[Start of Records for this exercise]

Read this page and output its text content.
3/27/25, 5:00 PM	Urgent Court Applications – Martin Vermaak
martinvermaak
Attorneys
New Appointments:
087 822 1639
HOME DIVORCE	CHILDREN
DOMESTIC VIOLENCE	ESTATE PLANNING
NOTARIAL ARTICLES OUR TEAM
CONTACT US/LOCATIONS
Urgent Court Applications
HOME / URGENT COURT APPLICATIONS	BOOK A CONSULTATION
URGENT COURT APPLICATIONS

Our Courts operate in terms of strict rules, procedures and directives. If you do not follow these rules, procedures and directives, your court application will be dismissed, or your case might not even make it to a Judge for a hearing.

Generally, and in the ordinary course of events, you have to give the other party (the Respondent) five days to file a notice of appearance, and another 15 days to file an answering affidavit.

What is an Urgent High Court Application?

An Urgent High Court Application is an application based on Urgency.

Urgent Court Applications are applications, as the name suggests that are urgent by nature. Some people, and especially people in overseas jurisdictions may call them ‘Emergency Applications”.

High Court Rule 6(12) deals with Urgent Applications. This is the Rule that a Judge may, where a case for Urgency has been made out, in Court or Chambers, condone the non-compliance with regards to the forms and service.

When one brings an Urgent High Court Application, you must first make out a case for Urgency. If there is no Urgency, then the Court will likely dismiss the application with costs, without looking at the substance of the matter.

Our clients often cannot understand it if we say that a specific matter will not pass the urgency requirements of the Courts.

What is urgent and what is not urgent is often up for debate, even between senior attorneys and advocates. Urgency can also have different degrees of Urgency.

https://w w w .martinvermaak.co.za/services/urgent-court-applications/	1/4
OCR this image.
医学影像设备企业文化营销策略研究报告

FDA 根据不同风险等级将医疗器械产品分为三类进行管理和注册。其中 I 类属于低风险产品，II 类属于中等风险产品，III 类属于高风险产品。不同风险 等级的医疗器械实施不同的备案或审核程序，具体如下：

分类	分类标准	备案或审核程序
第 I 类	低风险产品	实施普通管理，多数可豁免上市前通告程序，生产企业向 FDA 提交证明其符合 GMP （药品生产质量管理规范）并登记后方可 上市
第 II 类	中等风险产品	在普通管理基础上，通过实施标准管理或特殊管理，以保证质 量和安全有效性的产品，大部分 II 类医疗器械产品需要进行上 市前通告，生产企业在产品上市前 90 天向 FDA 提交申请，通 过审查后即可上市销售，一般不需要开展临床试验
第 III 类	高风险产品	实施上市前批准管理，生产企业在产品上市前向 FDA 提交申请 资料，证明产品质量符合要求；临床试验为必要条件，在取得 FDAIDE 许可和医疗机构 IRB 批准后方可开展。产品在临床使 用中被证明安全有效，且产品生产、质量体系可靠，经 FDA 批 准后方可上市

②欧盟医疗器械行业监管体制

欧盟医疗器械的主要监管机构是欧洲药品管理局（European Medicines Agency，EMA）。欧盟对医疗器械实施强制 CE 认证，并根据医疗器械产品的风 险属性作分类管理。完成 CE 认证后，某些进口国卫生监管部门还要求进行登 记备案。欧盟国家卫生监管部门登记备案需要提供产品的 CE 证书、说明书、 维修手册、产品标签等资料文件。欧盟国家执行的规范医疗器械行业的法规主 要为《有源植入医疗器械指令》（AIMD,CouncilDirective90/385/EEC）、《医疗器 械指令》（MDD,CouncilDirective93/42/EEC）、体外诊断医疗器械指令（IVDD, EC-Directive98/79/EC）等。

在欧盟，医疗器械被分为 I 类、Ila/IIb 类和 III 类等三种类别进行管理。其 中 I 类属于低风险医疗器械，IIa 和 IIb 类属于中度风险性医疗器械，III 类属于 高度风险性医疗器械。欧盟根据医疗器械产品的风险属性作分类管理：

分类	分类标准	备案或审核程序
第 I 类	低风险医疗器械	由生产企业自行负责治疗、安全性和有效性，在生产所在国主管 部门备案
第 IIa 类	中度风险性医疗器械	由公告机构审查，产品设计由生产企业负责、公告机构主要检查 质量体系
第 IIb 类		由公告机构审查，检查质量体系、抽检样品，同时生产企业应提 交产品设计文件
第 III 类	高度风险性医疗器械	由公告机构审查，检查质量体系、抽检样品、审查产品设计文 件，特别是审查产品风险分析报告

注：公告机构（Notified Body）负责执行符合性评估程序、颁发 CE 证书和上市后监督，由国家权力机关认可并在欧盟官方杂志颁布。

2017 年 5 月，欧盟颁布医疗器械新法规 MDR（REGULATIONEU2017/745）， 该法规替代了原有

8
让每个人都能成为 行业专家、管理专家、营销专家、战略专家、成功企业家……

[End of Records for this exercise]

**Requirement**. Scan the records above for the string "matter", then select every line that holds it.

**Exercise solution**.
When one brings an Urgent High Court Application, you must first make out a case for Urgency. If there is no Urgency, then the Court will likely dismiss the application with costs, without looking at the substance of the matter.
Our clients often cannot understand it if we say that a specific matter will not pass the urgency requirements of the Courts.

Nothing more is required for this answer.